TASK STATEMENT → Retype precisely the section of the data that starts at the line containing "Read out every word on this page." and runs to its final line, ends included.

>> Start SUPPLIED DATA

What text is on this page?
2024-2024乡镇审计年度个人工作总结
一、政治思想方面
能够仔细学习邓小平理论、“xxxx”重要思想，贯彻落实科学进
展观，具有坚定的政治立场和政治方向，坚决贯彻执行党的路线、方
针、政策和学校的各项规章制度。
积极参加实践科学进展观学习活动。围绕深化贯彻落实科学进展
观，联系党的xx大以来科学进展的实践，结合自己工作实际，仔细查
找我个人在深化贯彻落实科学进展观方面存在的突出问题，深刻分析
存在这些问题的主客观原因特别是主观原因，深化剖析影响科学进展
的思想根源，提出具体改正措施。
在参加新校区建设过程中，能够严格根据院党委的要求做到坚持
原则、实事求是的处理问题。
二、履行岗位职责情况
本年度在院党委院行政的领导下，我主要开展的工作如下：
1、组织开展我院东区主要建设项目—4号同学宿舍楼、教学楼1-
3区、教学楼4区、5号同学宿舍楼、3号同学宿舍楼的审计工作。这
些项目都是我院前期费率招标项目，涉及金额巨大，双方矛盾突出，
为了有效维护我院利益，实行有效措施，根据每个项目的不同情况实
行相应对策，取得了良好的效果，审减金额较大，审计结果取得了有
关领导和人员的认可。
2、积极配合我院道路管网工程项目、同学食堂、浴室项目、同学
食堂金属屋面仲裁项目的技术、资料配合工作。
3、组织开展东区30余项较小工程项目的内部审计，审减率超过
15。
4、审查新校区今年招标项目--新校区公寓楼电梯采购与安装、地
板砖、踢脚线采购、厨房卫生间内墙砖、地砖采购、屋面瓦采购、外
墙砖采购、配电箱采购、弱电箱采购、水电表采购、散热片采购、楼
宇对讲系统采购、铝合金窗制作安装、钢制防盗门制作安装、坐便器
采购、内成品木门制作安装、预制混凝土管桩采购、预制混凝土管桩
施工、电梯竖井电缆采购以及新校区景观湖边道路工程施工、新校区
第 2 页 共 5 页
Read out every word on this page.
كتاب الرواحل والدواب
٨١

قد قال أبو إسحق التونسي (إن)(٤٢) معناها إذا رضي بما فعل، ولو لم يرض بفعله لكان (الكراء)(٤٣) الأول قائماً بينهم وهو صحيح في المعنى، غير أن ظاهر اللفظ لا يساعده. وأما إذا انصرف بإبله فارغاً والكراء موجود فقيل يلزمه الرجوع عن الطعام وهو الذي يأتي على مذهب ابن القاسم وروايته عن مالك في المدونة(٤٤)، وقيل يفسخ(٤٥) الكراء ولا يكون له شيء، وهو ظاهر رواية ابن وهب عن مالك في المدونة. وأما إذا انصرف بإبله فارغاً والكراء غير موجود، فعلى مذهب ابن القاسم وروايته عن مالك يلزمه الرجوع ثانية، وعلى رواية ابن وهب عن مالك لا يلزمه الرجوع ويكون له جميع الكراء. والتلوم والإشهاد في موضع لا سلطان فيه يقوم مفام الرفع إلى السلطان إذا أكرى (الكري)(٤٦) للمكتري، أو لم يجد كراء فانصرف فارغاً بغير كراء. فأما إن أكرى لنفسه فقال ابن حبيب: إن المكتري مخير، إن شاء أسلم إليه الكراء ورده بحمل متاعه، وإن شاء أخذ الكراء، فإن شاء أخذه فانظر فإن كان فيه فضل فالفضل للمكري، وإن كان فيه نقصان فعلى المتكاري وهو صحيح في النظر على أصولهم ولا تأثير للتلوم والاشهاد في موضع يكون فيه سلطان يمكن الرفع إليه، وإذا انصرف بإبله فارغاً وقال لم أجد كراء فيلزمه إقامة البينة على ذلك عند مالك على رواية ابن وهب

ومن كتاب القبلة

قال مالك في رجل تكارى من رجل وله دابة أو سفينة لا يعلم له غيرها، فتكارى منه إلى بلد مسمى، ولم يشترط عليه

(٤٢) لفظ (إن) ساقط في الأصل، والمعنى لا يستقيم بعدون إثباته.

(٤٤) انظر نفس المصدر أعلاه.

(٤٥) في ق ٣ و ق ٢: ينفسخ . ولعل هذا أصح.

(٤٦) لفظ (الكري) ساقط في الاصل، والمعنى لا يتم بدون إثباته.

>> End SUPPLIED DATA

RESULT FOR THIS TASK →
Read out every word on this page.
كتاب الرواحل والدواب
٨١

قد قال أبو إسحق التونسي (إن)(٤٢) معناها إذا رضي بما فعل، ولو لم يرض بفعله لكان (الكراء)(٤٣) الأول قائماً بينهم وهو صحيح في المعنى، غير أن ظاهر اللفظ لا يساعده. وأما إذا انصرف بإبله فارغاً والكراء موجود فقيل يلزمه الرجوع عن الطعام وهو الذي يأتي على مذهب ابن القاسم وروايته عن مالك في المدونة(٤٤)، وقيل يفسخ(٤٥) الكراء ولا يكون له شيء، وهو ظاهر رواية ابن وهب عن مالك في المدونة. وأما إذا انصرف بإبله فارغاً والكراء غير موجود، فعلى مذهب ابن القاسم وروايته عن مالك يلزمه الرجوع ثانية، وعلى رواية ابن وهب عن مالك لا يلزمه الرجوع ويكون له جميع الكراء. والتلوم والإشهاد في موضع لا سلطان فيه يقوم مفام الرفع إلى السلطان إذا أكرى (الكري)(٤٦) للمكتري، أو لم يجد كراء فانصرف فارغاً بغير كراء. فأما إن أكرى لنفسه فقال ابن حبيب: إن المكتري مخير، إن شاء أسلم إليه الكراء ورده بحمل متاعه، وإن شاء أخذ الكراء، فإن شاء أخذه فانظر فإن كان فيه فضل فالفضل للمكري، وإن كان فيه نقصان فعلى المتكاري وهو صحيح في النظر على أصولهم ولا تأثير للتلوم والاشهاد في موضع يكون فيه سلطان يمكن الرفع إليه، وإذا انصرف بإبله فارغاً وقال لم أجد كراء فيلزمه إقامة البينة على ذلك عند مالك على رواية ابن وهب

ومن كتاب القبلة

قال مالك في رجل تكارى من رجل وله دابة أو سفينة لا يعلم له غيرها، فتكارى منه إلى بلد مسمى، ولم يشترط عليه

(٤٢) لفظ (إن) ساقط في الأصل، والمعنى لا يستقيم بعدون إثباته.

(٤٤) انظر نفس المصدر أعلاه.

(٤٥) في ق ٣ و ق ٢: ينفسخ . ولعل هذا أصح.

(٤٦) لفظ (الكري) ساقط في الاصل، والمعنى لا يتم بدون إثباته.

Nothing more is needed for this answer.